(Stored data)
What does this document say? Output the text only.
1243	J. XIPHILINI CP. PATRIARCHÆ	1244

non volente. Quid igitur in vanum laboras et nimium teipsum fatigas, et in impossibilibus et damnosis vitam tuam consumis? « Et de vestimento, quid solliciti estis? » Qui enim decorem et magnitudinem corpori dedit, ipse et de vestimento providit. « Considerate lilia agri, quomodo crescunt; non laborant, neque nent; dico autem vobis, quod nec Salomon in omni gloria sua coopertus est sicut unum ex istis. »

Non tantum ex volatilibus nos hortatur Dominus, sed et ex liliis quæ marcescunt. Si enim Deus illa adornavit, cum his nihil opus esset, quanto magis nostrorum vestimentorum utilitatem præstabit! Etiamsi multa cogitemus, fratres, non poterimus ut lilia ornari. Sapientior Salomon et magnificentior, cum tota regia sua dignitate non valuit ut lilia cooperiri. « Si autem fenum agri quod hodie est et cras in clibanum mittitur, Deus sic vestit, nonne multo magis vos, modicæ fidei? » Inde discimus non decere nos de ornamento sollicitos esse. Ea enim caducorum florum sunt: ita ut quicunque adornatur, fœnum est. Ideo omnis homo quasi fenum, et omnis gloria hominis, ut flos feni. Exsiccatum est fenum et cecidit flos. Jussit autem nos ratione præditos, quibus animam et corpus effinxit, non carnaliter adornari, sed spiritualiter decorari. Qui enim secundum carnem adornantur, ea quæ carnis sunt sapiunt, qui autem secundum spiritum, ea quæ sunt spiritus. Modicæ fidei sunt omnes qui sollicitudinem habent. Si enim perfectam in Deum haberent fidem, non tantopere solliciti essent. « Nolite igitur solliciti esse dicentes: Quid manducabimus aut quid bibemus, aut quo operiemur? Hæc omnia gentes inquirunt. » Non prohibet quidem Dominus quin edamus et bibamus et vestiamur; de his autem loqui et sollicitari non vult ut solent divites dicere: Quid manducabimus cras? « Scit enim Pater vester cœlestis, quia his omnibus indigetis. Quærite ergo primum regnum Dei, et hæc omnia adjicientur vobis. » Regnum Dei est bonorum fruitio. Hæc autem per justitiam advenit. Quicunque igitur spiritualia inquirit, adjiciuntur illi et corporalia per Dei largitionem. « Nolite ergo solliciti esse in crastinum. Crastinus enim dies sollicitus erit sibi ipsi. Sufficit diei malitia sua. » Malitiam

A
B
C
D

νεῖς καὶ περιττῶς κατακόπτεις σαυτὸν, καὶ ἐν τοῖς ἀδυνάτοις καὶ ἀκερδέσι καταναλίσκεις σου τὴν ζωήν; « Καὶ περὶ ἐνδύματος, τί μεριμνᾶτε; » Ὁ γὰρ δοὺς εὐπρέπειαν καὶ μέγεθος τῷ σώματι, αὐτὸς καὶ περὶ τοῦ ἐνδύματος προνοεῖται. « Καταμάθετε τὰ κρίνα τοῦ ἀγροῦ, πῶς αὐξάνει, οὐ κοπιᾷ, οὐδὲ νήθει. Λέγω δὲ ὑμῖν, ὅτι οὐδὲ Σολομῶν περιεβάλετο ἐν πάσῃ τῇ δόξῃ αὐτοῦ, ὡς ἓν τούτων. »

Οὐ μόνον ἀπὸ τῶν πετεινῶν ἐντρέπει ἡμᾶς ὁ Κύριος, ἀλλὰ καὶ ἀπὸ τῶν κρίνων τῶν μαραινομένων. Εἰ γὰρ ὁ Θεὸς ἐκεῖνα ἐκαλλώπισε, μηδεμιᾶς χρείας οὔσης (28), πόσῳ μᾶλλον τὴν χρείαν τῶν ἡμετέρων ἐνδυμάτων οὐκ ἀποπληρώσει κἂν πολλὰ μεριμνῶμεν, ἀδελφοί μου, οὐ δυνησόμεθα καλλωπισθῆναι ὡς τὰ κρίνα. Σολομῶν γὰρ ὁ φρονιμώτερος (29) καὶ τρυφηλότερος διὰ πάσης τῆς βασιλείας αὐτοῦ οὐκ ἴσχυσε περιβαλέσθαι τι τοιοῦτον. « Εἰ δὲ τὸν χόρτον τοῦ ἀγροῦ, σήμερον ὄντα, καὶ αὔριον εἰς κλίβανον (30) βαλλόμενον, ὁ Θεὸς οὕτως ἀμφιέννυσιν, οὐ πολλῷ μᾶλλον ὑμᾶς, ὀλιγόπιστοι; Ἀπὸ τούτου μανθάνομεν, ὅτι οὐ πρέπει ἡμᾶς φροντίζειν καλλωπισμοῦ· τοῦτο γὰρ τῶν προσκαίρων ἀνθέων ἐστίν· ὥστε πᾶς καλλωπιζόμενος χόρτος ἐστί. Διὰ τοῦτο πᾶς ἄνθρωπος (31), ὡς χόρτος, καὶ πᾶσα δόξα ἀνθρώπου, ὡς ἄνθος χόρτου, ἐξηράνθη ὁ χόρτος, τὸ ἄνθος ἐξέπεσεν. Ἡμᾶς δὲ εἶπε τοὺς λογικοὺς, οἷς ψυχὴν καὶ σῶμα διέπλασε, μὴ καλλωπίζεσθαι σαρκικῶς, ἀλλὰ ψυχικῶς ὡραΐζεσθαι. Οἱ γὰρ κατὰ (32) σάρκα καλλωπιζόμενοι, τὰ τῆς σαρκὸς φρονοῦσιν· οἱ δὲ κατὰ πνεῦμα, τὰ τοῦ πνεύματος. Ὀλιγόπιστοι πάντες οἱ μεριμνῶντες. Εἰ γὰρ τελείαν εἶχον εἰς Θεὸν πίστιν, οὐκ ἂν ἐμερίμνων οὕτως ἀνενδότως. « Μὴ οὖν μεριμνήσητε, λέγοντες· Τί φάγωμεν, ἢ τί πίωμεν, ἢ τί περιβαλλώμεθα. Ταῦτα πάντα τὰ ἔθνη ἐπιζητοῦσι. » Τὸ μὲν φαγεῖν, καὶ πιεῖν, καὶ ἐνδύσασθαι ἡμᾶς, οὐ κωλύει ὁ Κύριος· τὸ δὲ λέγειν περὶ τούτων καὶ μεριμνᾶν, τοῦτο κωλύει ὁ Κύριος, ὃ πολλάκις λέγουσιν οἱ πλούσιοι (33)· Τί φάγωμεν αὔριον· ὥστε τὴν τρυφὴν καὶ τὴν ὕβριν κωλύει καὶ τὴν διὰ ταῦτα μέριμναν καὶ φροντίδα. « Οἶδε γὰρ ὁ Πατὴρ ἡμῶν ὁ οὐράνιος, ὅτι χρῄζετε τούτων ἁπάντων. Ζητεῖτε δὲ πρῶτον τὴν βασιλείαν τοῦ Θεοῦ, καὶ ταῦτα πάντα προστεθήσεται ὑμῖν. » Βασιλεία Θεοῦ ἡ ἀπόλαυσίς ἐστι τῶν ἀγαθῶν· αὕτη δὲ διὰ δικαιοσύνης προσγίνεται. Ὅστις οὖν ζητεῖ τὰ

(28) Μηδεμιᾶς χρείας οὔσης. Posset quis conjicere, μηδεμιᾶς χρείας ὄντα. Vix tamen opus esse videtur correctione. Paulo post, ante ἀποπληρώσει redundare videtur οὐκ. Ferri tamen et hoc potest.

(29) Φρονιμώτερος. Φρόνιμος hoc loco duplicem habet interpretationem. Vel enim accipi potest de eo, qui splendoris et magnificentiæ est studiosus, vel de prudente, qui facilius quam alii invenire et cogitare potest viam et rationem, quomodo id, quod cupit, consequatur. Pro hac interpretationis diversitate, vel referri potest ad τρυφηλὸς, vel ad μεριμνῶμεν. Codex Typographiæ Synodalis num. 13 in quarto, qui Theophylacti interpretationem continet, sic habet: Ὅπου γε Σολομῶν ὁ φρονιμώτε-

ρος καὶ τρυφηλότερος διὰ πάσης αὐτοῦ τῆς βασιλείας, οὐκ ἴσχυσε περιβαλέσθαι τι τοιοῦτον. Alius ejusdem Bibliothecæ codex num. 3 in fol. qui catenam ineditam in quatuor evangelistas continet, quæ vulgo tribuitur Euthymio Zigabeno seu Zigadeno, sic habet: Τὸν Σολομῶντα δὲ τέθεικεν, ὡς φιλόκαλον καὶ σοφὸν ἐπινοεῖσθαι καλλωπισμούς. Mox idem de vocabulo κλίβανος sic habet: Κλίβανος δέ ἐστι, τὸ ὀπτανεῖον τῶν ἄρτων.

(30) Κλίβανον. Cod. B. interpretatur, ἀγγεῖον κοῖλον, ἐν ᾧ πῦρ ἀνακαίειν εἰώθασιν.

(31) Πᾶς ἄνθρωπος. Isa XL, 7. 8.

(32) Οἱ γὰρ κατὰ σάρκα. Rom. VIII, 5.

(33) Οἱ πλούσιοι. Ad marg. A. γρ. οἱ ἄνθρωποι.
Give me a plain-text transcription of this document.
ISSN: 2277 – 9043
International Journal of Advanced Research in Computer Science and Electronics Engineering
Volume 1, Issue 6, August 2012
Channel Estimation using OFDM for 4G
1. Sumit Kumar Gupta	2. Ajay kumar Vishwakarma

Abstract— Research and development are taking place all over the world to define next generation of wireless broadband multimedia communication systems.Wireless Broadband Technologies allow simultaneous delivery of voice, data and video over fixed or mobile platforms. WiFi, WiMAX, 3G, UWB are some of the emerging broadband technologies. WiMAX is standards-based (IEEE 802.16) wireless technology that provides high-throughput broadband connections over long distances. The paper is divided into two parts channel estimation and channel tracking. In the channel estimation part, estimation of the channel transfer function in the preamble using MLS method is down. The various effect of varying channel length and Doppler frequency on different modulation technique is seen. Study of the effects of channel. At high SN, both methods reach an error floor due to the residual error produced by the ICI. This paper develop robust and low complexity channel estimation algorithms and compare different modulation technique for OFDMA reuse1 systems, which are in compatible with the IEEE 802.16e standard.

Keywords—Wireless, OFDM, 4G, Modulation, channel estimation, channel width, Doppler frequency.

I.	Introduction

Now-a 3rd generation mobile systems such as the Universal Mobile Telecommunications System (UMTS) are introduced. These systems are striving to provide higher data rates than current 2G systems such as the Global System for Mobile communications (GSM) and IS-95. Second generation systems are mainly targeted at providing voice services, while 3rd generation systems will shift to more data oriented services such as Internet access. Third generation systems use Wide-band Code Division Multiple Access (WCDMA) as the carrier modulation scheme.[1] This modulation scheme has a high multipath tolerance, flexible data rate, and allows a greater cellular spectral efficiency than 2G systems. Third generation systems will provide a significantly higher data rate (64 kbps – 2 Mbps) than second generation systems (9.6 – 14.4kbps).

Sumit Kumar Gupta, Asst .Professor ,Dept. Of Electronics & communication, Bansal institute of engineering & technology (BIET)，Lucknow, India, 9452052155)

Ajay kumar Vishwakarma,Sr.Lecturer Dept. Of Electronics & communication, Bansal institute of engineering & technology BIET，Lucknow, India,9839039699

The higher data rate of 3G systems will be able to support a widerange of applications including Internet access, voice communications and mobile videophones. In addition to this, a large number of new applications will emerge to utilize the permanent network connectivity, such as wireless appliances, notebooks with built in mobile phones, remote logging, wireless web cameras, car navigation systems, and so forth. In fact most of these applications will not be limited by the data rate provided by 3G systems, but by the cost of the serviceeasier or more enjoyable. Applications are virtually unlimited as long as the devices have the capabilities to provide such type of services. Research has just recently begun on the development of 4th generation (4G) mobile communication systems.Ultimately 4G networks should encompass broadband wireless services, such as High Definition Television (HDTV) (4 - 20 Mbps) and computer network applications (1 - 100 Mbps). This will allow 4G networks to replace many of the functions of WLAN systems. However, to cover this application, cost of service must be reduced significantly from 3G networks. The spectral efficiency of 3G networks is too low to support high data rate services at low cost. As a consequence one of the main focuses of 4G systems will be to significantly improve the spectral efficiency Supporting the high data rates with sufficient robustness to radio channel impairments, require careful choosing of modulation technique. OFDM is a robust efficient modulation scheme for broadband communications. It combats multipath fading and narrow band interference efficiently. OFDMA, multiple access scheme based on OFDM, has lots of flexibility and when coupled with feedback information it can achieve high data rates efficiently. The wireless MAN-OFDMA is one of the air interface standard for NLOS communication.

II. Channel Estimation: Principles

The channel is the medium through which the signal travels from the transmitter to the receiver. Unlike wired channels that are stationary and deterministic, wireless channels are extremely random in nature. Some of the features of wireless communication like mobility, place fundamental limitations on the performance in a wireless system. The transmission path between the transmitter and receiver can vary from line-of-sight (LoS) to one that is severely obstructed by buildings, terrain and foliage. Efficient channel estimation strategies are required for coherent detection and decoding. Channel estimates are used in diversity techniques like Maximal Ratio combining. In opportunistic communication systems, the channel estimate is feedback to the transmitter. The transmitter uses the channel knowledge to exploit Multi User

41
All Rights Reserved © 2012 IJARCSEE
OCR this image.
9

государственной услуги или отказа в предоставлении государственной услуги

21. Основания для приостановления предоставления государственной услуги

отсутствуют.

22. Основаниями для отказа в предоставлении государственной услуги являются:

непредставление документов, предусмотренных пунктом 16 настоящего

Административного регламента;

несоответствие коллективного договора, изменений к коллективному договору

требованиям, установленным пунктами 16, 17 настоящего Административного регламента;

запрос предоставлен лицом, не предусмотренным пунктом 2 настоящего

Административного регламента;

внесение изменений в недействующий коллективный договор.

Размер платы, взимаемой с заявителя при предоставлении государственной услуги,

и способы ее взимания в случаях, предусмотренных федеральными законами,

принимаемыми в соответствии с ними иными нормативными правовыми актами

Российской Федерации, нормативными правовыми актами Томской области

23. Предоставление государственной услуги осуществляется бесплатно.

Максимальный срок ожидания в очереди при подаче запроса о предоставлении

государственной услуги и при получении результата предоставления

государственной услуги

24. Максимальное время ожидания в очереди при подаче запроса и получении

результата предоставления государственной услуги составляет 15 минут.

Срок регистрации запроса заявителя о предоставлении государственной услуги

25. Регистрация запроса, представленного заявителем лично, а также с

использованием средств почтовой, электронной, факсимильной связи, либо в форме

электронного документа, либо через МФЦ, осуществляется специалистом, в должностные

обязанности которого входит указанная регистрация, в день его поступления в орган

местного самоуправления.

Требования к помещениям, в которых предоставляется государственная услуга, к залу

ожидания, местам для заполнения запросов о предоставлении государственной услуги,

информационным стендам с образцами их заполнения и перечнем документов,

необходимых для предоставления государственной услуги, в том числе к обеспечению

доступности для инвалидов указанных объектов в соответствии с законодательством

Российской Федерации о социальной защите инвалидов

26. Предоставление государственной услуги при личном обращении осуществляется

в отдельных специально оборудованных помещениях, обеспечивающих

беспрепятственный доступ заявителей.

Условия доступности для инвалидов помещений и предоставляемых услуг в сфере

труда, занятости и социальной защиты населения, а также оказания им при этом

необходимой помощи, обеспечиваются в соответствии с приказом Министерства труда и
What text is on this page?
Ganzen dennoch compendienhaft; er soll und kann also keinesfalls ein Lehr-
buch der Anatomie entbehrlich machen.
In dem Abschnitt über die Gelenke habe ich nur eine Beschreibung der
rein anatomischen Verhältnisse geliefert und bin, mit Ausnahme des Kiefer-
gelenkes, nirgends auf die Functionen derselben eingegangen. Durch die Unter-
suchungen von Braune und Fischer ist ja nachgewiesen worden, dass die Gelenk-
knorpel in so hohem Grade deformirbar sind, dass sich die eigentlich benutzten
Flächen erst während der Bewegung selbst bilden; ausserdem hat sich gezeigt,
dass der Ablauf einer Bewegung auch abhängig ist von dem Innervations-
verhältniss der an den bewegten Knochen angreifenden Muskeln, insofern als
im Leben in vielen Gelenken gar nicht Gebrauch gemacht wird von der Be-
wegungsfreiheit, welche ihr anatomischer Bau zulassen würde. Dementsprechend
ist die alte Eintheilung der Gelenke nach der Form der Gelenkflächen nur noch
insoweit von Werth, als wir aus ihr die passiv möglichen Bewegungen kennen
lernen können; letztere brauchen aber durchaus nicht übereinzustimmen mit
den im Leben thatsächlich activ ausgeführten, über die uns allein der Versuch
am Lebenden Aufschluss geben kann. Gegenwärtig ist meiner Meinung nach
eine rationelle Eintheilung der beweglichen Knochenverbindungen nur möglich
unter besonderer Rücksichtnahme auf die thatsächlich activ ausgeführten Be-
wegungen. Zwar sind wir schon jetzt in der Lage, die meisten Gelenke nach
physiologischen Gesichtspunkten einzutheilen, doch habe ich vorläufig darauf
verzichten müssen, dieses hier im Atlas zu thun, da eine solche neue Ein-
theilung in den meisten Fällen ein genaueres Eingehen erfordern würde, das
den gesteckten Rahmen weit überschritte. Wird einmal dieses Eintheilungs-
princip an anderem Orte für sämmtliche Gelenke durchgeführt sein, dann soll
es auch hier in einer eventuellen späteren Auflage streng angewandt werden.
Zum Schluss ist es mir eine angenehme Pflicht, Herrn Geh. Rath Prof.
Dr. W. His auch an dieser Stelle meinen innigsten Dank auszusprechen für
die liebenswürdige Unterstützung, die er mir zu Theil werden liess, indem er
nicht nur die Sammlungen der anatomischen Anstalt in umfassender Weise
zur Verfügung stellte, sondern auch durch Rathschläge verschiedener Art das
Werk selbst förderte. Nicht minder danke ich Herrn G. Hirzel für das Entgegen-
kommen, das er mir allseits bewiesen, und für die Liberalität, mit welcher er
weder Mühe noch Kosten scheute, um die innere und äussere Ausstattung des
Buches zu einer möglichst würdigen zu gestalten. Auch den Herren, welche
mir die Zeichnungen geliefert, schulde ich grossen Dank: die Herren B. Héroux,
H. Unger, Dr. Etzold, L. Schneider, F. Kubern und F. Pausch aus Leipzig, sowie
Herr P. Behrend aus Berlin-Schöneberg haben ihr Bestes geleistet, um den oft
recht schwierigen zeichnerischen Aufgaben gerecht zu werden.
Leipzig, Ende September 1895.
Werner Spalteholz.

Challenge >> Look through the listing and extract every line with "доступности" in it.

Exercise response >>
доступности для инвалидов указанных объектов в соответствии с законодательством
Условия доступности для инвалидов помещений и предоставляемых услуг в сфере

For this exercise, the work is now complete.